▶ **Record excerpts**:
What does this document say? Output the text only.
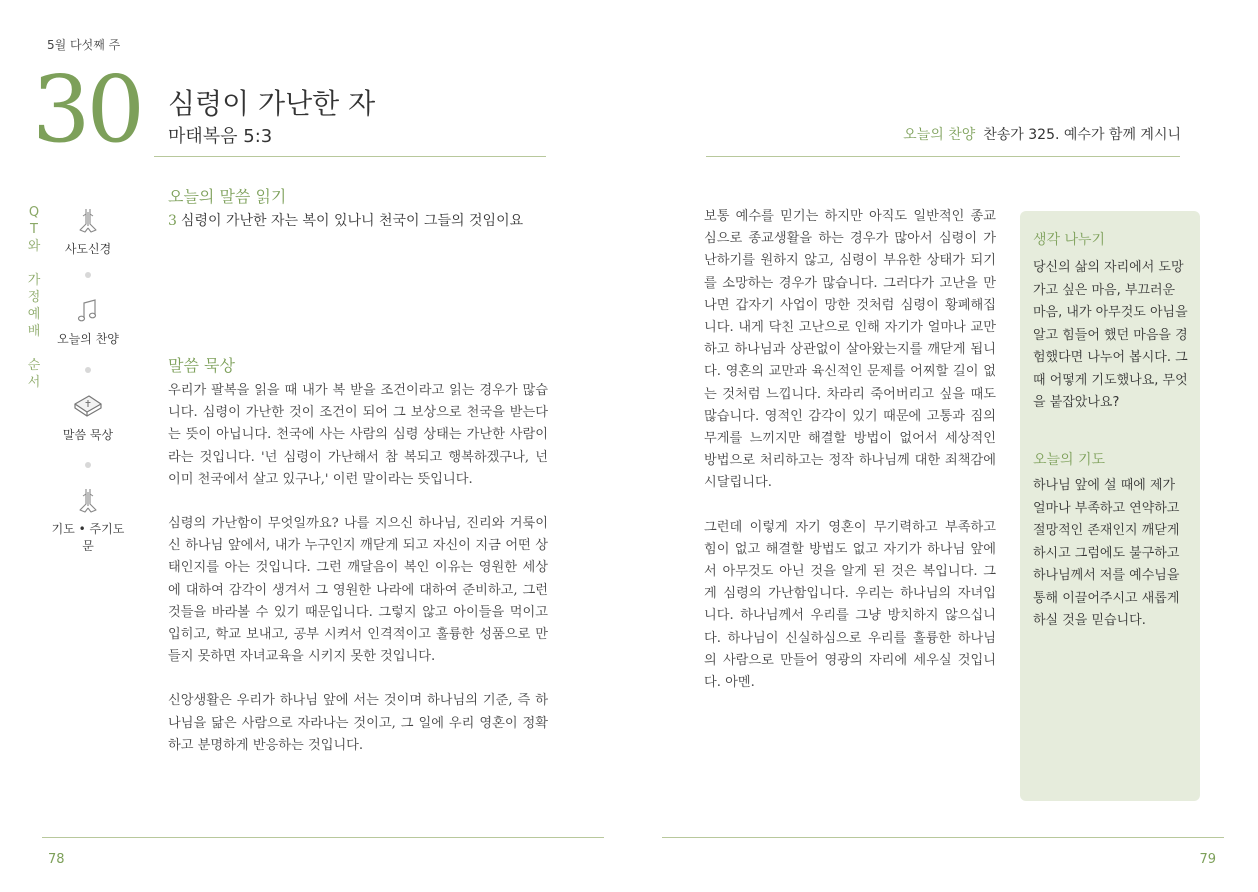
5월 다섯째 주
30 심령이 가난한 자
마태복음 5:3	오늘의 찬양 찬송가 325. 예수가 함께 계시니
Q
T
와
가
정
예
배
순
서
사도신경
오늘의 찬양
말씀 묵상
기도 • 주기도문
오늘의 말씀 읽기
3 심령이 가난한 자는 복이 있나니 천국이 그들의 것임이요
말씀 묵상

우리가 팔복을 읽을 때 내가 복 받을 조건이라고 읽는 경우가 많습니다. 심령이 가난한 것이 조건이 되어 그 보상으로 천국을 받는다는 뜻이 아닙니다. 천국에 사는 사람의 심령 상태는 가난한 사람이라는 것입니다. '넌 심령이 가난해서 참 복되고 행복하겠구나, 넌 이미 천국에서 살고 있구나,' 이런 말이라는 뜻입니다.

심령의 가난함이 무엇일까요? 나를 지으신 하나님, 진리와 거룩이신 하나님 앞에서, 내가 누구인지 깨닫게 되고 자신이 지금 어떤 상태인지를 아는 것입니다. 그런 깨달음이 복인 이유는 영원한 세상에 대하여 감각이 생겨서 그 영원한 나라에 대하여 준비하고, 그런 것들을 바라볼 수 있기 때문입니다. 그렇지 않고 아이들을 먹이고 입히고, 학교 보내고, 공부 시켜서 인격적이고 훌륭한 성품으로 만들지 못하면 자녀교육을 시키지 못한 것입니다.

신앙생활은 우리가 하나님 앞에 서는 것이며 하나님의 기준, 즉 하나님을 닮은 사람으로 자라나는 것이고, 그 일에 우리 영혼이 정확하고 분명하게 반응하는 것입니다.

보통 예수를 믿기는 하지만 아직도 일반적인 종교심으로 종교생활을 하는 경우가 많아서 심령이 가난하기를 원하지 않고, 심령이 부유한 상태가 되기를 소망하는 경우가 많습니다. 그러다가 고난을 만나면 갑자기 사업이 망한 것처럼 심령이 황폐해집니다. 내게 닥친 고난으로 인해 자기가 얼마나 교만하고 하나님과 상관없이 살아왔는지를 깨닫게 됩니다. 영혼의 교만과 육신적인 문제를 어찌할 길이 없는 것처럼 느낍니다. 차라리 죽어버리고 싶을 때도 많습니다. 영적인 감각이 있기 때문에 고통과 짐의 무게를 느끼지만 해결할 방법이 없어서 세상적인 방법으로 처리하고는 정작 하나님께 대한 죄책감에 시달립니다.

그런데 이렇게 자기 영혼이 무기력하고 부족하고 힘이 없고 해결할 방법도 없고 자기가 하나님 앞에서 아무것도 아닌 것을 알게 된 것은 복입니다. 그게 심령의 가난함입니다. 우리는 하나님의 자녀입니다. 하나님께서 우리를 그냥 방치하지 않으십니다. 하나님이 신실하심으로 우리를 훌륭한 하나님의 사람으로 만들어 영광의 자리에 세우실 것입니다. 아멘.

생각 나누기
당신의 삶의 자리에서 도망가고 싶은 마음, 부끄러운 마음, 내가 아무것도 아님을 알고 힘들어 했던 마음을 경험했다면 나누어 봅시다. 그때 어떻게 기도했나요, 무엇을 붙잡았나요?
오늘의 기도
하나님 앞에 설 때에 제가 얼마나 부족하고 연약하고 절망적인 존재인지 깨닫게 하시고 그럼에도 불구하고 하나님께서 저를 예수님을 통해 이끌어주시고 새롭게 하실 것을 믿습니다.
78	79
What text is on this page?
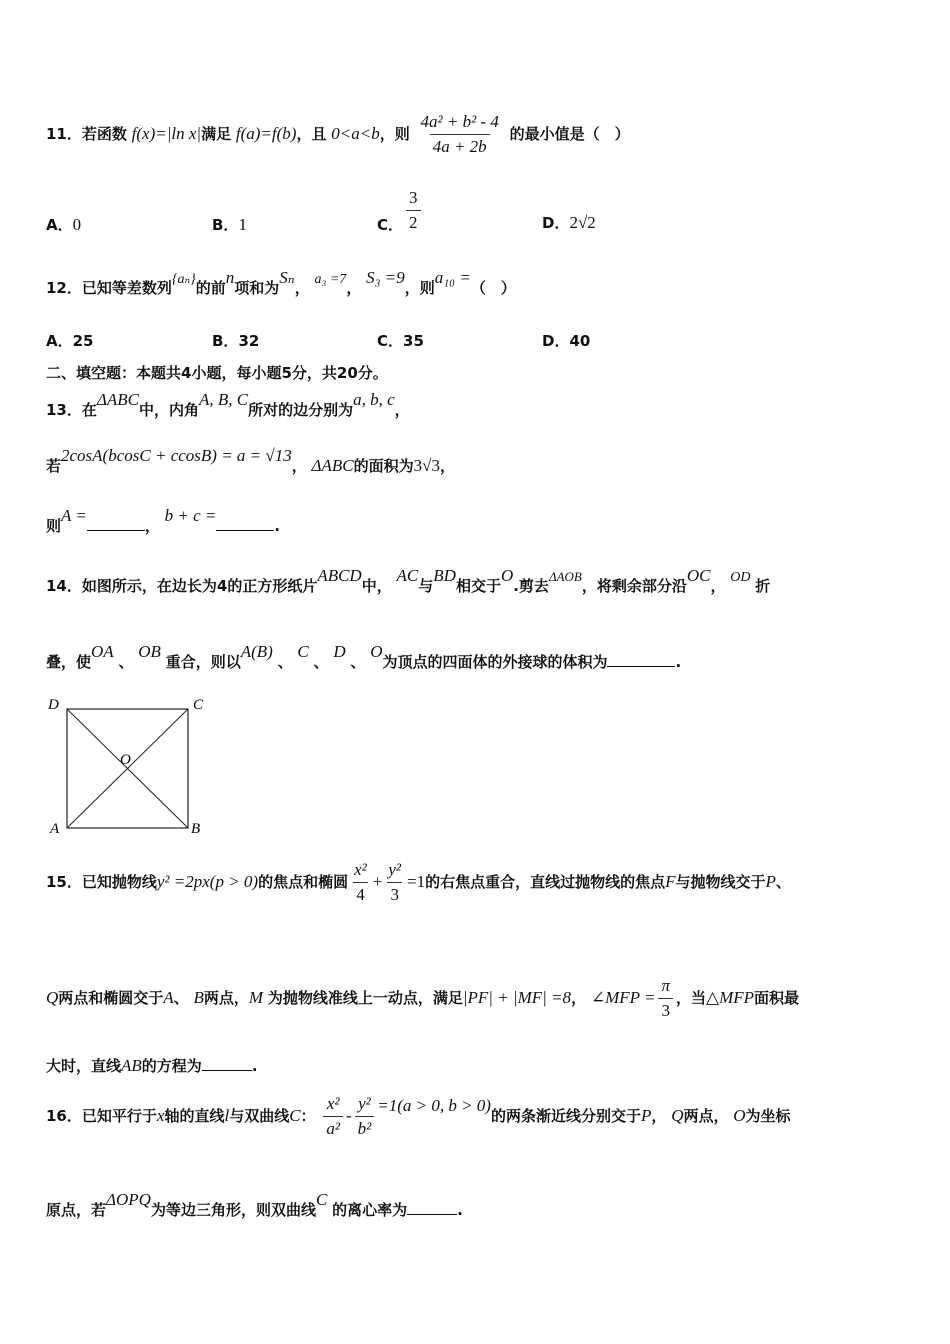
11．若函数 f(x)=|ln x|满足 f(a)=f(b)，且 0<a<b，则 $\frac{\text{4a² + b² - 4}}{4a + 2b}$ 的最小值是（　）
A．0	B．1	C． $\frac{3}{2}$	D．2√2
12．已知等差数列{aₙ}的前n项和为Sₙ， a₃ =7， S₃ =9，则a₁₀ =（　）
A．25	B．32	C．35	D．40
二、填空题：本题共4小题，每小题5分，共20分。
13．在ΔABC中，内角A, B, C所对的边分别为a, b, c，
若2cosA(bcosC + ccosB) = a = √13， ΔABC的面积为3√3，
则A =， b + c =.
14．如图所示，在边长为4的正方形纸片ABCD中， AC与BD相交于O.剪去ΔAOB，将剩余部分沿OC， OD 折
叠，使OA 、 OB 重合，则以A(B) 、 C 、 D 、 O为顶点的四面体的外接球的体积为	.
D	C
A	B
O
15．已知抛物线y² =2px(p > 0)的焦点和椭圆 $\frac{\text{x²}}{4} + \frac{\text{y²}}{3} =1$的右焦点重合，直线过抛物线的焦点F与抛物线交于P、
Q两点和椭圆交于A、 B两点，M 为抛物线准线上一动点，满足|PF| + |MF| =8， ∠MFP = $\frac{\pi}{3}$ ，当△MFP面积最
大时，直线AB的方程为	.
16．已知平行于x轴的直线l与双曲线C： $\frac{\text{x²}}{\text{a²}} - \frac{\text{y²}}{\text{b²}} =1(a > 0$, b > 0)的两条渐近线分别交于P， Q两点， O为坐标
原点，若ΔOPQ为等边三角形，则双曲线C 的离心率为	.
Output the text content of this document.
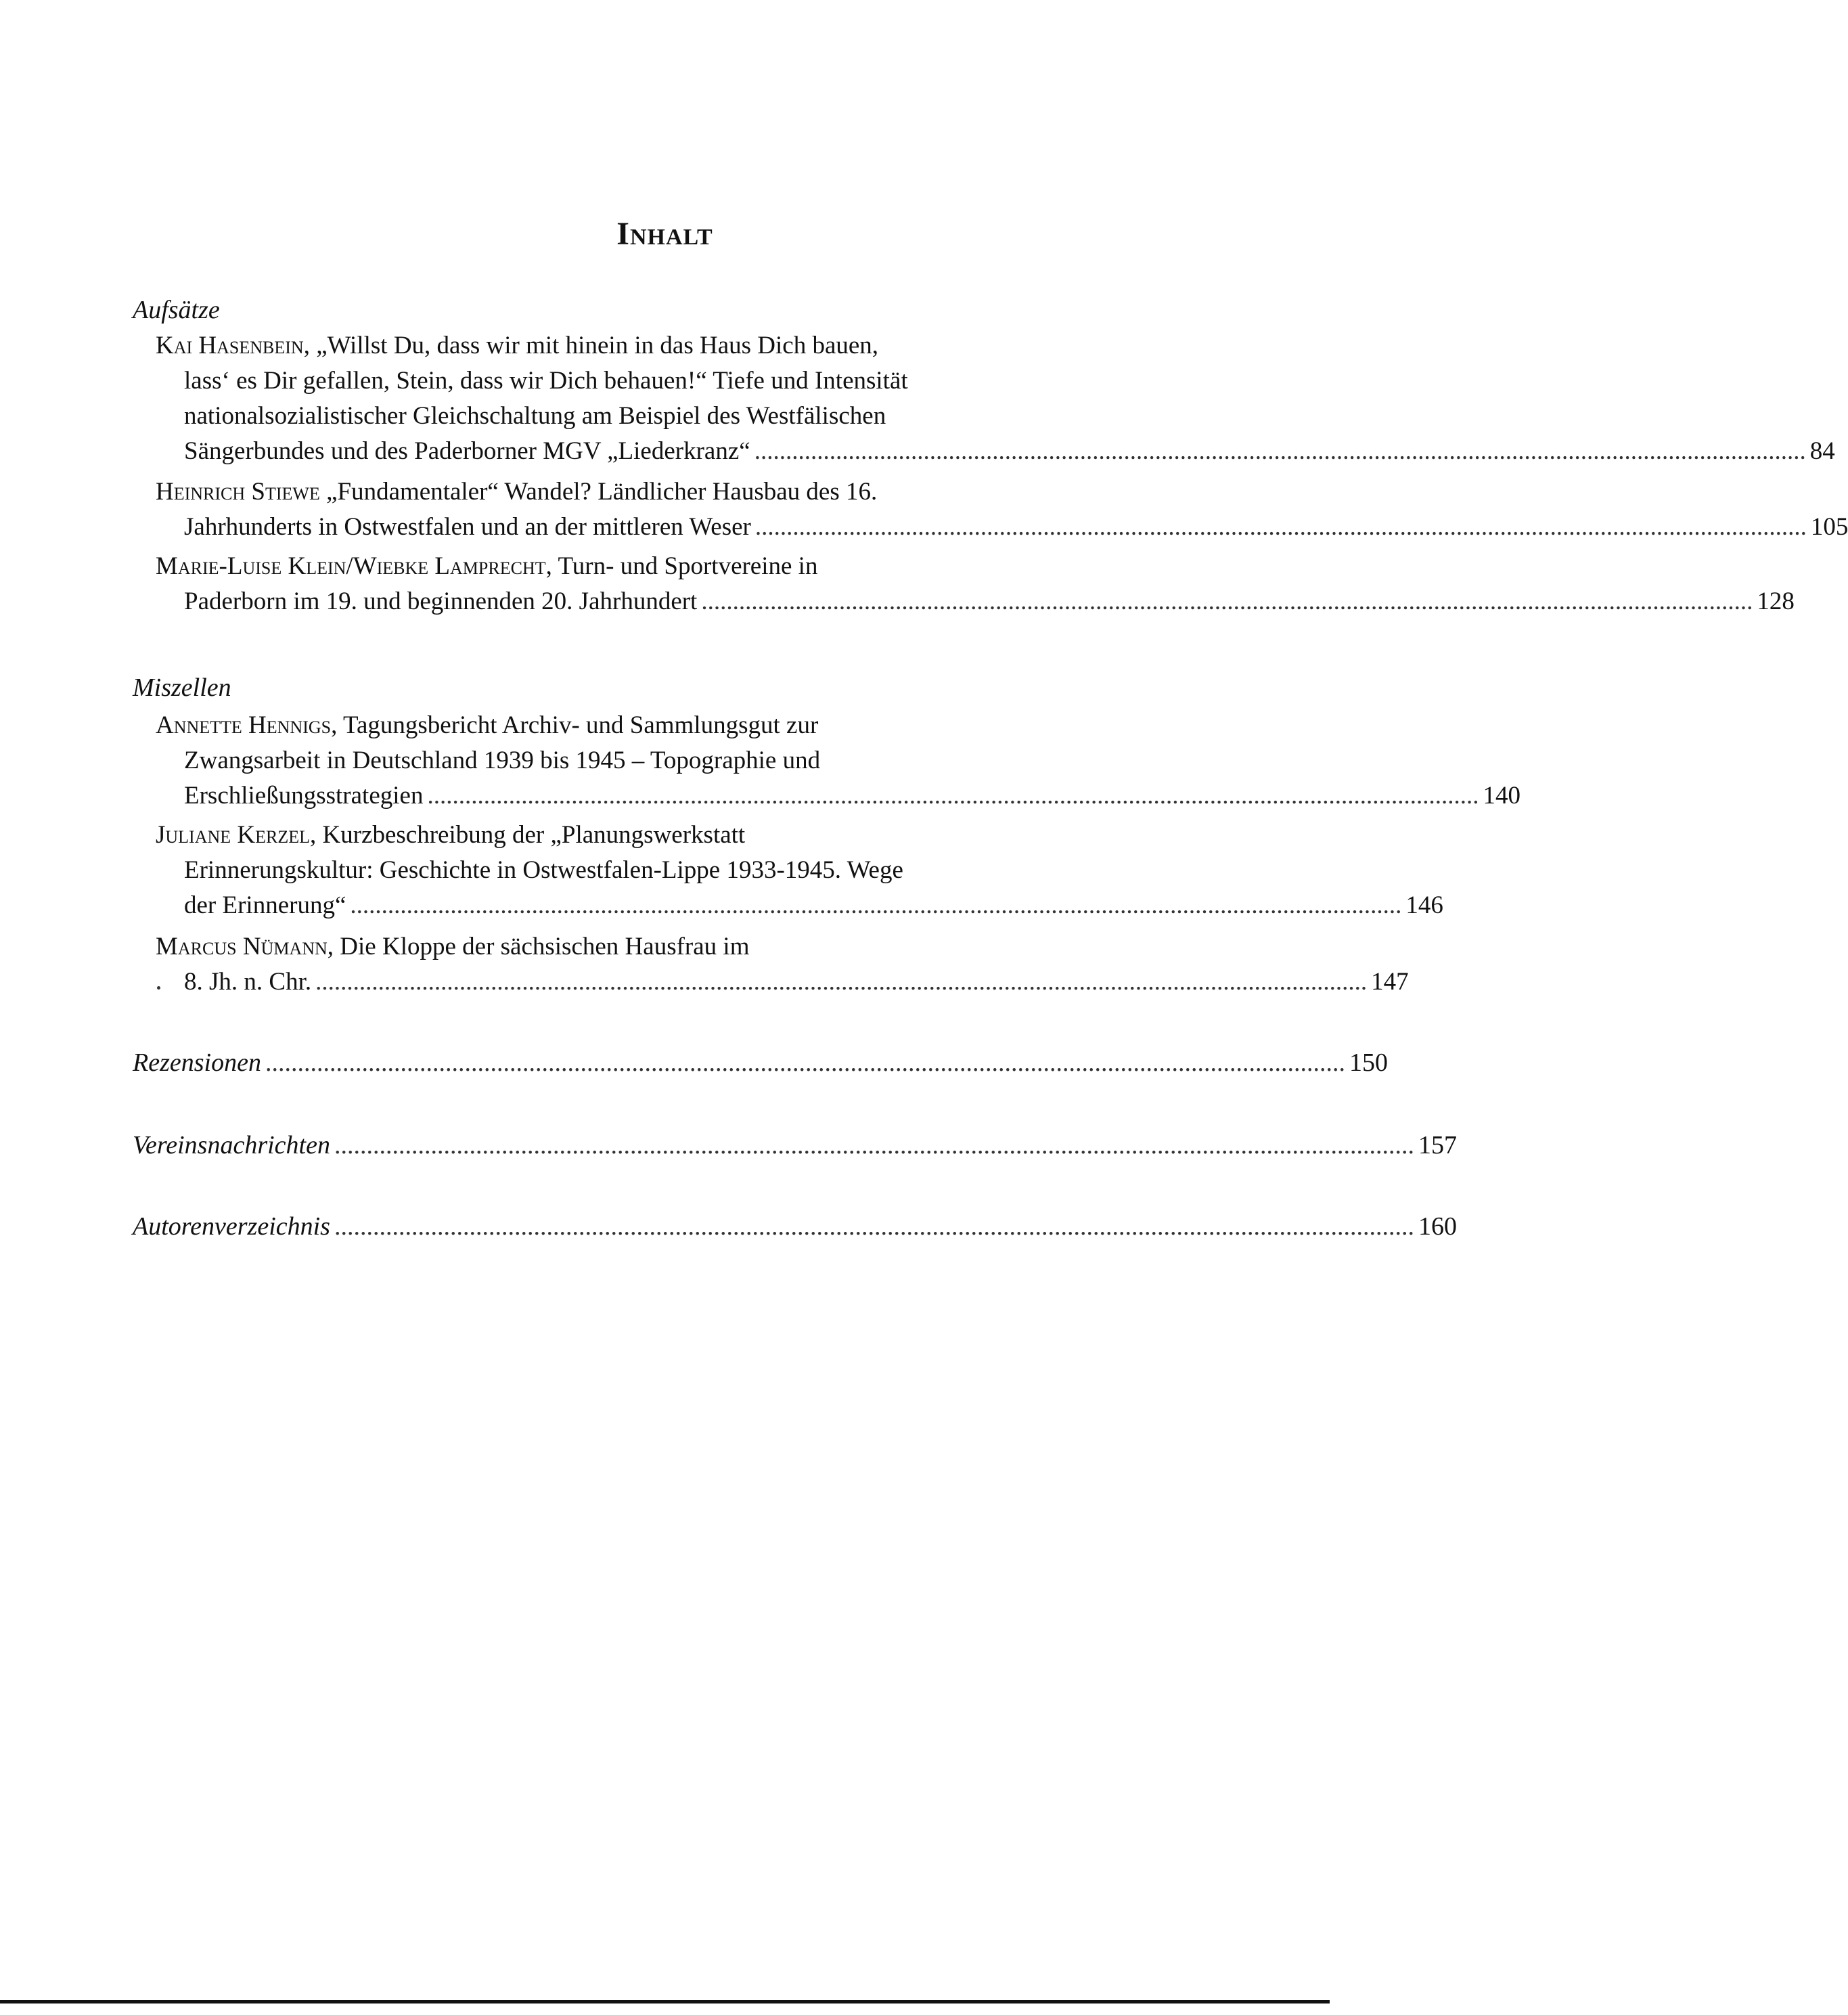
Inhalt
Aufsätze
Kai Hasenbein, „Willst Du, dass wir mit hinein in das Haus Dich bauen,
lass‘ es Dir gefallen, Stein, dass wir Dich behauen!“ Tiefe und Intensität
nationalsozialistischer Gleichschaltung am Beispiel des Westfälischen
Sängerbundes und des Paderborner MGV „Liederkranz“ ........................................................................................................................................................................ 84
Heinrich Stiewe „Fundamentaler“ Wandel? Ländlicher Hausbau des 16.
Jahrhunderts in Ostwestfalen und an der mittleren Weser ........................................................................................................................................................................ 105
Marie-Luise Klein/Wiebke Lamprecht, Turn- und Sportvereine in
Paderborn im 19. und beginnenden 20. Jahrhundert ........................................................................................................................................................................ 128
Miszellen
Annette Hennigs, Tagungsbericht Archiv- und Sammlungsgut zur
Zwangsarbeit in Deutschland 1939 bis 1945 – Topographie und
Erschließungsstrategien ........................................................................................................................................................................ 140
Juliane Kerzel, Kurzbeschreibung der „Planungswerkstatt
Erinnerungskultur: Geschichte in Ostwestfalen-Lippe 1933-1945. Wege
der Erinnerung“ ........................................................................................................................................................................ 146
Marcus Nümann, Die Kloppe der sächsischen Hausfrau im
8. Jh. n. Chr. ........................................................................................................................................................................ 147
Rezensionen ........................................................................................................................................................................ 150
Vereinsnachrichten ........................................................................................................................................................................ 157
Autorenverzeichnis ........................................................................................................................................................................ 160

▶ **Aim**: Repeat the records above verbatim, with no pictures in the result.

▶ **Written solution**:
What does this document say? Output the text only.
5월 다섯째 주
30 심령이 가난한 자
마태복음 5:3	오늘의 찬양 찬송가 325. 예수가 함께 계시니
Q
T
와
가
정
예
배
순
서
사도신경
오늘의 찬양
말씀 묵상
기도 • 주기도문
오늘의 말씀 읽기
3 심령이 가난한 자는 복이 있나니 천국이 그들의 것임이요
말씀 묵상

우리가 팔복을 읽을 때 내가 복 받을 조건이라고 읽는 경우가 많습니다. 심령이 가난한 것이 조건이 되어 그 보상으로 천국을 받는다는 뜻이 아닙니다. 천국에 사는 사람의 심령 상태는 가난한 사람이라는 것입니다. '넌 심령이 가난해서 참 복되고 행복하겠구나, 넌 이미 천국에서 살고 있구나,' 이런 말이라는 뜻입니다.

심령의 가난함이 무엇일까요? 나를 지으신 하나님, 진리와 거룩이신 하나님 앞에서, 내가 누구인지 깨닫게 되고 자신이 지금 어떤 상태인지를 아는 것입니다. 그런 깨달음이 복인 이유는 영원한 세상에 대하여 감각이 생겨서 그 영원한 나라에 대하여 준비하고, 그런 것들을 바라볼 수 있기 때문입니다. 그렇지 않고 아이들을 먹이고 입히고, 학교 보내고, 공부 시켜서 인격적이고 훌륭한 성품으로 만들지 못하면 자녀교육을 시키지 못한 것입니다.

신앙생활은 우리가 하나님 앞에 서는 것이며 하나님의 기준, 즉 하나님을 닮은 사람으로 자라나는 것이고, 그 일에 우리 영혼이 정확하고 분명하게 반응하는 것입니다.

보통 예수를 믿기는 하지만 아직도 일반적인 종교심으로 종교생활을 하는 경우가 많아서 심령이 가난하기를 원하지 않고, 심령이 부유한 상태가 되기를 소망하는 경우가 많습니다. 그러다가 고난을 만나면 갑자기 사업이 망한 것처럼 심령이 황폐해집니다. 내게 닥친 고난으로 인해 자기가 얼마나 교만하고 하나님과 상관없이 살아왔는지를 깨닫게 됩니다. 영혼의 교만과 육신적인 문제를 어찌할 길이 없는 것처럼 느낍니다. 차라리 죽어버리고 싶을 때도 많습니다. 영적인 감각이 있기 때문에 고통과 짐의 무게를 느끼지만 해결할 방법이 없어서 세상적인 방법으로 처리하고는 정작 하나님께 대한 죄책감에 시달립니다.

그런데 이렇게 자기 영혼이 무기력하고 부족하고 힘이 없고 해결할 방법도 없고 자기가 하나님 앞에서 아무것도 아닌 것을 알게 된 것은 복입니다. 그게 심령의 가난함입니다. 우리는 하나님의 자녀입니다. 하나님께서 우리를 그냥 방치하지 않으십니다. 하나님이 신실하심으로 우리를 훌륭한 하나님의 사람으로 만들어 영광의 자리에 세우실 것입니다. 아멘.

생각 나누기
당신의 삶의 자리에서 도망가고 싶은 마음, 부끄러운 마음, 내가 아무것도 아님을 알고 힘들어 했던 마음을 경험했다면 나누어 봅시다. 그때 어떻게 기도했나요, 무엇을 붙잡았나요?
오늘의 기도
하나님 앞에 설 때에 제가 얼마나 부족하고 연약하고 절망적인 존재인지 깨닫게 하시고 그럼에도 불구하고 하나님께서 저를 예수님을 통해 이끌어주시고 새롭게 하실 것을 믿습니다.
78	79
What text is on this page?
11．若函数 f(x)=|ln x|满足 f(a)=f(b)，且 0<a<b，则 $\frac{\text{4a² + b² - 4}}{4a + 2b}$ 的最小值是（　）
A．0	B．1	C． $\frac{3}{2}$	D．2√2
12．已知等差数列{aₙ}的前n项和为Sₙ， a₃ =7， S₃ =9，则a₁₀ =（　）
A．25	B．32	C．35	D．40
二、填空题：本题共4小题，每小题5分，共20分。
13．在ΔABC中，内角A, B, C所对的边分别为a, b, c，
若2cosA(bcosC + ccosB) = a = √13， ΔABC的面积为3√3，
则A =， b + c =.
14．如图所示，在边长为4的正方形纸片ABCD中， AC与BD相交于O.剪去ΔAOB，将剩余部分沿OC， OD 折
叠，使OA 、 OB 重合，则以A(B) 、 C 、 D 、 O为顶点的四面体的外接球的体积为	.
D	C
A	B
O
15．已知抛物线y² =2px(p > 0)的焦点和椭圆 $\frac{\text{x²}}{4} + \frac{\text{y²}}{3} =1$的右焦点重合，直线过抛物线的焦点F与抛物线交于P、
Q两点和椭圆交于A、 B两点，M 为抛物线准线上一动点，满足|PF| + |MF| =8， ∠MFP = $\frac{\pi}{3}$ ，当△MFP面积最
大时，直线AB的方程为	.
16．已知平行于x轴的直线l与双曲线C： $\frac{\text{x²}}{\text{a²}} - \frac{\text{y²}}{\text{b²}} =1(a > 0$, b > 0)的两条渐近线分别交于P， Q两点， O为坐标
原点，若ΔOPQ为等边三角形，则双曲线C 的离心率为	.
Output the text content of this document.
Inhalt
Aufsätze
Kai Hasenbein, „Willst Du, dass wir mit hinein in das Haus Dich bauen,
lass‘ es Dir gefallen, Stein, dass wir Dich behauen!“ Tiefe und Intensität
nationalsozialistischer Gleichschaltung am Beispiel des Westfälischen
Sängerbundes und des Paderborner MGV „Liederkranz“ ........................................................................................................................................................................ 84
Heinrich Stiewe „Fundamentaler“ Wandel? Ländlicher Hausbau des 16.
Jahrhunderts in Ostwestfalen und an der mittleren Weser ........................................................................................................................................................................ 105
Marie-Luise Klein/Wiebke Lamprecht, Turn- und Sportvereine in
Paderborn im 19. und beginnenden 20. Jahrhundert ........................................................................................................................................................................ 128
Miszellen
Annette Hennigs, Tagungsbericht Archiv- und Sammlungsgut zur
Zwangsarbeit in Deutschland 1939 bis 1945 – Topographie und
Erschließungsstrategien ........................................................................................................................................................................ 140
Juliane Kerzel, Kurzbeschreibung der „Planungswerkstatt
Erinnerungskultur: Geschichte in Ostwestfalen-Lippe 1933-1945. Wege
der Erinnerung“ ........................................................................................................................................................................ 146
Marcus Nümann, Die Kloppe der sächsischen Hausfrau im
8. Jh. n. Chr. ........................................................................................................................................................................ 147
Rezensionen ........................................................................................................................................................................ 150
Vereinsnachrichten ........................................................................................................................................................................ 157
Autorenverzeichnis ........................................................................................................................................................................ 160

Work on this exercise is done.